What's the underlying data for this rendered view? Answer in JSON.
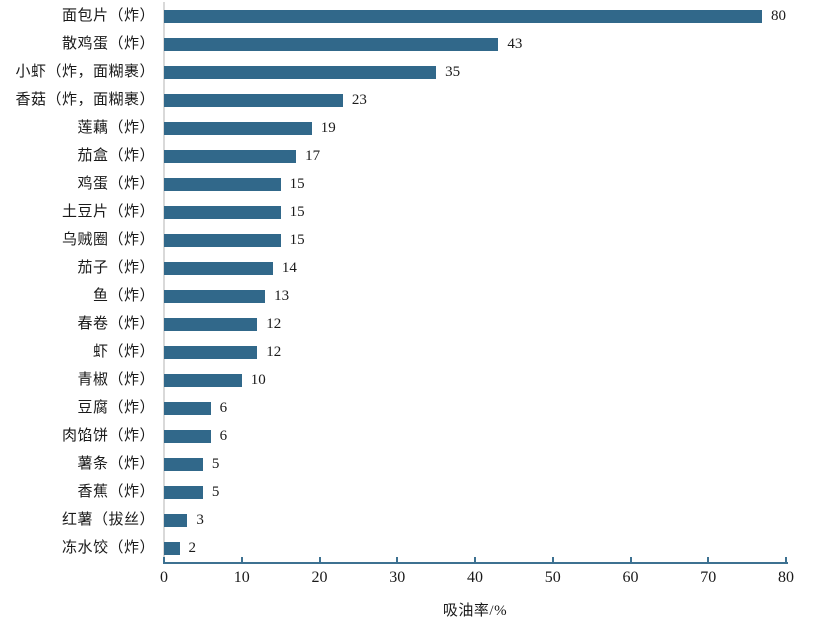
{
  "chart_data": {
    "type": "bar",
    "orientation": "horizontal",
    "categories": [
      "面包片（炸）",
      "散鸡蛋（炸）",
      "小虾（炸，面糊裹）",
      "香菇（炸，面糊裹）",
      "莲藕（炸）",
      "茄盒（炸）",
      "鸡蛋（炸）",
      "土豆片（炸）",
      "乌贼圈（炸）",
      "茄子（炸）",
      "鱼（炸）",
      "春卷（炸）",
      "虾（炸）",
      "青椒（炸）",
      "豆腐（炸）",
      "肉馅饼（炸）",
      "薯条（炸）",
      "香蕉（炸）",
      "红薯（拔丝）",
      "冻水饺（炸）"
    ],
    "values": [
      80,
      43,
      35,
      23,
      19,
      17,
      15,
      15,
      15,
      14,
      13,
      12,
      12,
      10,
      6,
      6,
      5,
      5,
      3,
      2
    ],
    "title": "",
    "xlabel": "吸油率/%",
    "ylabel": "",
    "xlim": [
      0,
      80
    ],
    "xticks": [
      0,
      10,
      20,
      30,
      40,
      50,
      60,
      70,
      80
    ],
    "grid": "off",
    "legend": "none",
    "data_labels": "shown at bar ends",
    "bar_color": "#31688A",
    "axis_color": "#3D7191",
    "y_axis_line_color": "#D9D9D9"
  }
}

# Problem description
Repeat the records above verbatim, with no pictures in the result.

# Reply to the task
What's the underlying data for this rendered view? Answer in JSON.
{
  "chart_data": {
    "type": "bar",
    "orientation": "horizontal",
    "categories": [
      "面包片（炸）",
      "散鸡蛋（炸）",
      "小虾（炸，面糊裹）",
      "香菇（炸，面糊裹）",
      "莲藕（炸）",
      "茄盒（炸）",
      "鸡蛋（炸）",
      "土豆片（炸）",
      "乌贼圈（炸）",
      "茄子（炸）",
      "鱼（炸）",
      "春卷（炸）",
      "虾（炸）",
      "青椒（炸）",
      "豆腐（炸）",
      "肉馅饼（炸）",
      "薯条（炸）",
      "香蕉（炸）",
      "红薯（拔丝）",
      "冻水饺（炸）"
    ],
    "values": [
      80,
      43,
      35,
      23,
      19,
      17,
      15,
      15,
      15,
      14,
      13,
      12,
      12,
      10,
      6,
      6,
      5,
      5,
      3,
      2
    ],
    "title": "",
    "xlabel": "吸油率/%",
    "ylabel": "",
    "xlim": [
      0,
      80
    ],
    "xticks": [
      0,
      10,
      20,
      30,
      40,
      50,
      60,
      70,
      80
    ],
    "grid": "off",
    "legend": "none",
    "data_labels": "shown at bar ends",
    "bar_color": "#31688A",
    "axis_color": "#3D7191",
    "y_axis_line_color": "#D9D9D9"
  }
}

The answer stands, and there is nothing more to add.